◆ REQUIRED TASK ◆
Copy every line that holds "values".

* BEGIN ENTRIES PROVIDED *

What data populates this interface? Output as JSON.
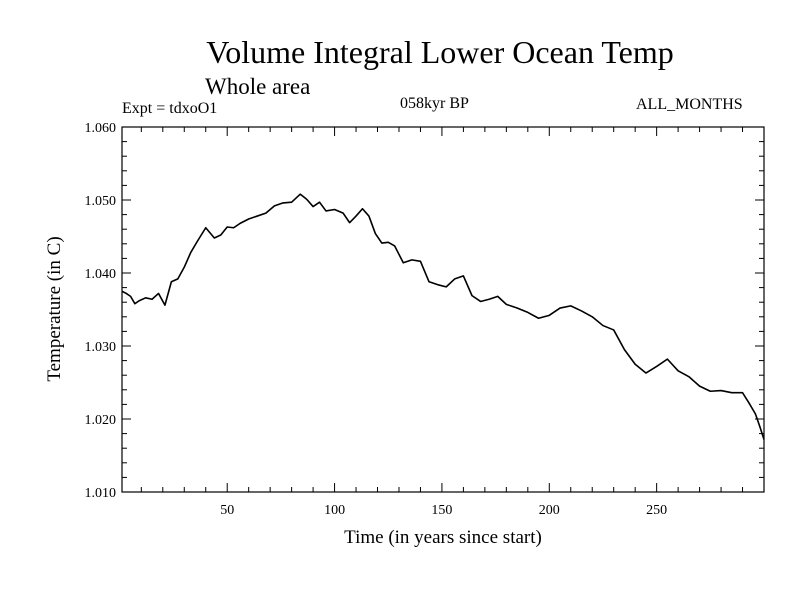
{
  "header": {
    "title": "Volume Integral Lower Ocean Temp",
    "subtitle": "Whole area",
    "experiment": "Expt = tdxoO1",
    "period": "058kyr BP",
    "months": "ALL_MONTHS"
  },
  "chart_data": {
    "type": "line",
    "title": "Volume Integral Lower Ocean Temp",
    "xlabel": "Time (in years since start)",
    "ylabel": "Temperature (in C)",
    "xlim": [
      1,
      300
    ],
    "ylim": [
      1.01,
      1.06
    ],
    "x_ticks": [
      50,
      100,
      150,
      200,
      250
    ],
    "y_ticks": [
      1.01,
      1.02,
      1.03,
      1.04,
      1.05,
      1.06
    ],
    "y_tick_labels": [
      "1.010",
      "1.020",
      "1.030",
      "1.040",
      "1.050",
      "1.060"
    ],
    "grid": false,
    "series": [
      {
        "name": "Volume Integral Lower Ocean Temp",
        "color": "#000000",
        "x": [
          1,
          3,
          5,
          7,
          9,
          12,
          15,
          18,
          21,
          24,
          27,
          30,
          33,
          36,
          40,
          44,
          47,
          50,
          53,
          56,
          60,
          64,
          68,
          72,
          76,
          80,
          84,
          87,
          90,
          93,
          96,
          100,
          104,
          107,
          110,
          113,
          116,
          119,
          122,
          125,
          128,
          132,
          136,
          140,
          144,
          148,
          152,
          156,
          160,
          164,
          168,
          172,
          176,
          180,
          185,
          190,
          195,
          200,
          205,
          210,
          215,
          220,
          225,
          230,
          235,
          240,
          245,
          250,
          255,
          260,
          265,
          270,
          275,
          280,
          285,
          290,
          293,
          296,
          298,
          300
        ],
        "values": [
          1.0375,
          1.0372,
          1.0368,
          1.0358,
          1.0362,
          1.0366,
          1.0364,
          1.0372,
          1.0356,
          1.0388,
          1.0392,
          1.0408,
          1.0428,
          1.0443,
          1.0462,
          1.0448,
          1.0452,
          1.0463,
          1.0462,
          1.0468,
          1.0474,
          1.0478,
          1.0482,
          1.0492,
          1.0496,
          1.0497,
          1.0508,
          1.0501,
          1.0491,
          1.0497,
          1.0485,
          1.0487,
          1.0482,
          1.0469,
          1.0478,
          1.0488,
          1.0478,
          1.0454,
          1.0441,
          1.0442,
          1.0437,
          1.0414,
          1.0418,
          1.0416,
          1.0388,
          1.0384,
          1.0381,
          1.0392,
          1.0396,
          1.0369,
          1.0361,
          1.0364,
          1.0368,
          1.0357,
          1.0352,
          1.0346,
          1.0338,
          1.0342,
          1.0352,
          1.0355,
          1.0348,
          1.034,
          1.0328,
          1.0322,
          1.0295,
          1.0275,
          1.0263,
          1.0272,
          1.0282,
          1.0266,
          1.0258,
          1.0245,
          1.0238,
          1.0239,
          1.0236,
          1.0236,
          1.0222,
          1.0207,
          1.019,
          1.0172
        ]
      }
    ]
  }
}
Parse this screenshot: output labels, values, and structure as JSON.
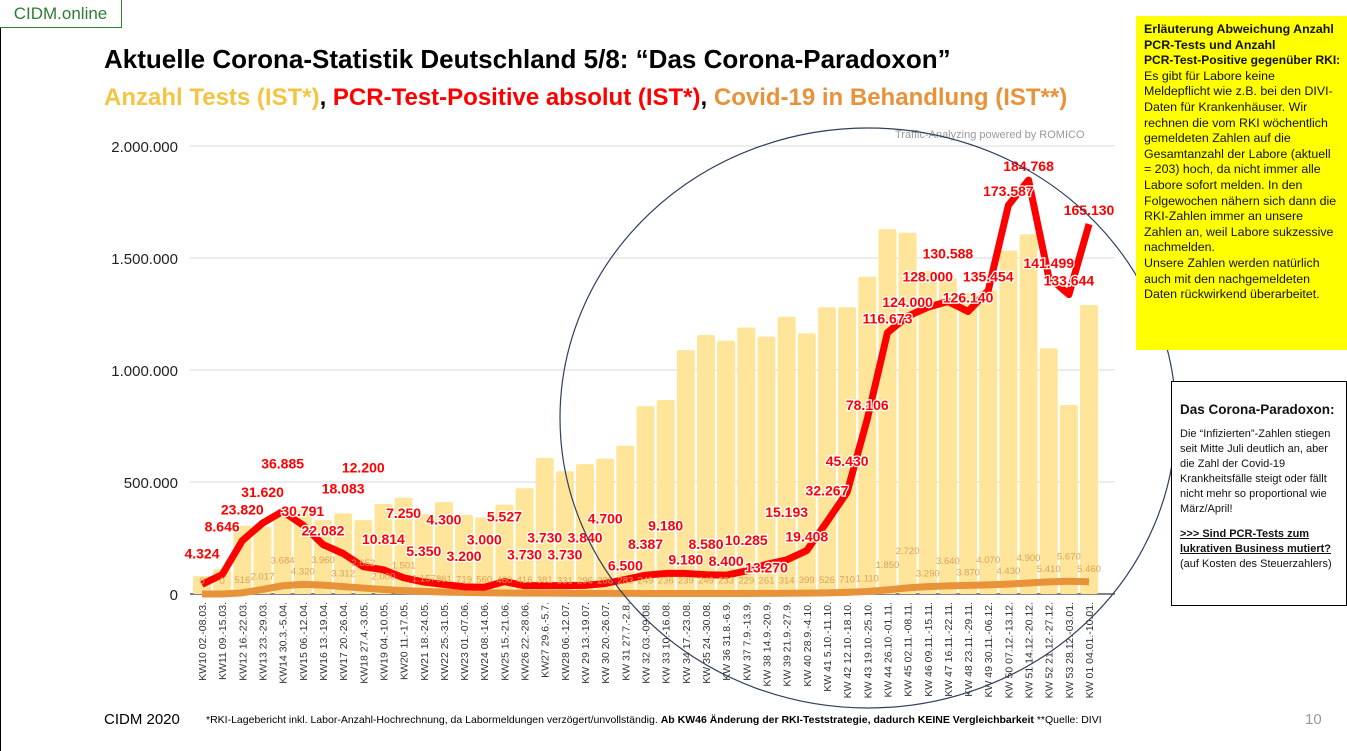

* END ENTRIES PROVIDED *

◆ THE SOLUTION ◆
        "values": [
Parse this screenshot: output labels, values, and structure as JSON.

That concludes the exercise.